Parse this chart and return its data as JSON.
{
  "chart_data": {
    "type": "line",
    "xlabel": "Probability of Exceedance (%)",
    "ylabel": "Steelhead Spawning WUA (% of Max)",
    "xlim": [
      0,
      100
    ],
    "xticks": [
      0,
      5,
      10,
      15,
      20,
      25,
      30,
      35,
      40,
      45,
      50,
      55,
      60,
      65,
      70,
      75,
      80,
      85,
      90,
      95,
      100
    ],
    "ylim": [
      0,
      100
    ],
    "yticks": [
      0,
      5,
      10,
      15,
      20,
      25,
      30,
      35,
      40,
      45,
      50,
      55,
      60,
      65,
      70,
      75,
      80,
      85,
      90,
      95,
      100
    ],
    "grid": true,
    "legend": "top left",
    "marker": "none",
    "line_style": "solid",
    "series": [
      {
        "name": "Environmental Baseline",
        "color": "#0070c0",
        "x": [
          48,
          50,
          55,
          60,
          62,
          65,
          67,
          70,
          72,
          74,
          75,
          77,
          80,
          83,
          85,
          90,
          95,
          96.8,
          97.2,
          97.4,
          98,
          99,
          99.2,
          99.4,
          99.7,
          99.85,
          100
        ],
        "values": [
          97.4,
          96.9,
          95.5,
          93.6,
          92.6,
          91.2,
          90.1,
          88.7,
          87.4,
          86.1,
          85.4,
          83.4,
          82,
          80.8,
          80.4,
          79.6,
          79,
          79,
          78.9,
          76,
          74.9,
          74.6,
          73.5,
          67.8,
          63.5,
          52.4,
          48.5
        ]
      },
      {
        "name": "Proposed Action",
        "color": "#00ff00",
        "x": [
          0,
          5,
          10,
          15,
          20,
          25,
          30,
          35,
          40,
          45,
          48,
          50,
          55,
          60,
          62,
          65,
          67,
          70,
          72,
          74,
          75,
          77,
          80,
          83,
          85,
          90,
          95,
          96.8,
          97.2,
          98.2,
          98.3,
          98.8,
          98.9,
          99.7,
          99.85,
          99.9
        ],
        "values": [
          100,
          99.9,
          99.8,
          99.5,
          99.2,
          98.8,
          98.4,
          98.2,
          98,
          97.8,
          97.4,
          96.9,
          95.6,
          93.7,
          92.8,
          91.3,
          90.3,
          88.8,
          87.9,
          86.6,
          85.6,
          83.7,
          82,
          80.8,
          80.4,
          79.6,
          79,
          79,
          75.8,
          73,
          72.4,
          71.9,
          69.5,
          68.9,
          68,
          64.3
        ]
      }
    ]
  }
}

--------------------

Tally how many lines in the material above hold the word "name". Write only that number.

## TASK RESPONSE
2